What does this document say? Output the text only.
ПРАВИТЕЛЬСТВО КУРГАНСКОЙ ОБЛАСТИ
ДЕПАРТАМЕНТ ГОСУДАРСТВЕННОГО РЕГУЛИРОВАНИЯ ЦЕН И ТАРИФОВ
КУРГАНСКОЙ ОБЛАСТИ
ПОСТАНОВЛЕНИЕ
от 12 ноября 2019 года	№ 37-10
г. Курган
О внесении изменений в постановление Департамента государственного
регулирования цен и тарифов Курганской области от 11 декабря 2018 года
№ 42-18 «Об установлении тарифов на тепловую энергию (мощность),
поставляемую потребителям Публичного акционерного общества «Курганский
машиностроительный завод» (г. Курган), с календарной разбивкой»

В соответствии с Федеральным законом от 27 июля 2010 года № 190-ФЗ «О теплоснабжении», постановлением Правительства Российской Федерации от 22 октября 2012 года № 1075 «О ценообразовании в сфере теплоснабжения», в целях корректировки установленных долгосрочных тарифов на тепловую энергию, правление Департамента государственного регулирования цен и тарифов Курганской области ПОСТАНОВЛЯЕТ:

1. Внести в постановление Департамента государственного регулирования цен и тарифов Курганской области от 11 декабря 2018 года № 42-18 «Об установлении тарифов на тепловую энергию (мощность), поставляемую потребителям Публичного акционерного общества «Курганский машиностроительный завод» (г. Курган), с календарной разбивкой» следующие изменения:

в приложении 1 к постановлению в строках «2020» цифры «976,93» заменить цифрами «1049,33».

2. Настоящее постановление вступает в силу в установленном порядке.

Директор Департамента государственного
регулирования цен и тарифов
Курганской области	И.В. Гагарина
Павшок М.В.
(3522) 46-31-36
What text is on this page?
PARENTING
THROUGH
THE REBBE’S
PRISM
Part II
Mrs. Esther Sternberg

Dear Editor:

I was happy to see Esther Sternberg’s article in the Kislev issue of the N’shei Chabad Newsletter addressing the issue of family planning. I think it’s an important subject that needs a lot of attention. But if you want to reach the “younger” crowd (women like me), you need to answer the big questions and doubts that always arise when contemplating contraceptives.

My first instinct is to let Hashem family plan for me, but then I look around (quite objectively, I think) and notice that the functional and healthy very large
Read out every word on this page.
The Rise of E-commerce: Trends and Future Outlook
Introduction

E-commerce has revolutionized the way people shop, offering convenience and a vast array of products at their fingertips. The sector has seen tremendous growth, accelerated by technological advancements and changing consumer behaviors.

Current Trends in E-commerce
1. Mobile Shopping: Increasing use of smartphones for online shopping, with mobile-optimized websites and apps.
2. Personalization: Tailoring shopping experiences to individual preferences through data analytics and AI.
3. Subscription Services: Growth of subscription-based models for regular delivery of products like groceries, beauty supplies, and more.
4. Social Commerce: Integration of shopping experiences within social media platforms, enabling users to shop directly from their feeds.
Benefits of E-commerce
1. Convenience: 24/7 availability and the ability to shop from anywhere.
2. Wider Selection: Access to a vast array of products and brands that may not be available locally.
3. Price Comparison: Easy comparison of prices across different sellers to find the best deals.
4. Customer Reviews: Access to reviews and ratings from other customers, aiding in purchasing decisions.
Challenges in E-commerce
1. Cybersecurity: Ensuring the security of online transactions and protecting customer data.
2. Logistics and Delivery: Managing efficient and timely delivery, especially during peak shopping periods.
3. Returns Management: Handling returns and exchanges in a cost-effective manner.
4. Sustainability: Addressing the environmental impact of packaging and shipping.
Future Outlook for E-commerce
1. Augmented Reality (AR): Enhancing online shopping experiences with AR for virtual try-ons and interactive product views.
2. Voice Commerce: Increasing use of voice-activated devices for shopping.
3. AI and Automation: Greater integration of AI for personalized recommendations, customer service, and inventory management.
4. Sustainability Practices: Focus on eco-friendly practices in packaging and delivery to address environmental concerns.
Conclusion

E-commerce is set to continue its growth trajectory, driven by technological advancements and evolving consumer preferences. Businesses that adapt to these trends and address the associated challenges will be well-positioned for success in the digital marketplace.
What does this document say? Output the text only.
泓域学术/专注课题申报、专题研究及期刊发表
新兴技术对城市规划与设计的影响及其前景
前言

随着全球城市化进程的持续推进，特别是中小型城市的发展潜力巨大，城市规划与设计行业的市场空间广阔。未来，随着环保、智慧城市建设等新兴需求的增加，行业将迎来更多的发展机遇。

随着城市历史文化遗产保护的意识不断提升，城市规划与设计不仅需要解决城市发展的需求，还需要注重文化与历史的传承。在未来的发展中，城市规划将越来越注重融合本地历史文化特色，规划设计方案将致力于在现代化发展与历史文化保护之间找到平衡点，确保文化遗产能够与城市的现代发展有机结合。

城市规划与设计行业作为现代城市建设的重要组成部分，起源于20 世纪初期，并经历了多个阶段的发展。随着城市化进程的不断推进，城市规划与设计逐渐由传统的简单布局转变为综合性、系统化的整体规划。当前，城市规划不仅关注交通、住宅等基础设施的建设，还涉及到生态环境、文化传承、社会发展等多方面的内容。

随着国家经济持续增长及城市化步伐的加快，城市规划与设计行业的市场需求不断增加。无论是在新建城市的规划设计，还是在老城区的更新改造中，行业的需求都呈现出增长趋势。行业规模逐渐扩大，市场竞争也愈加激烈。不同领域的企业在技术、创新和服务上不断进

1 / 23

----

_Exercise goal:_
For each line of the entries that includes "advancements", show that line.

_Complete output:_
E-commerce has revolutionized the way people shop, offering convenience and a vast array of products at their fingertips. The sector has seen tremendous growth, accelerated by technological advancements and changing consumer behaviors.
E-commerce is set to continue its growth trajectory, driven by technological advancements and evolving consumer preferences. Businesses that adapt to these trends and address the associated challenges will be well-positioned for success in the digital marketplace.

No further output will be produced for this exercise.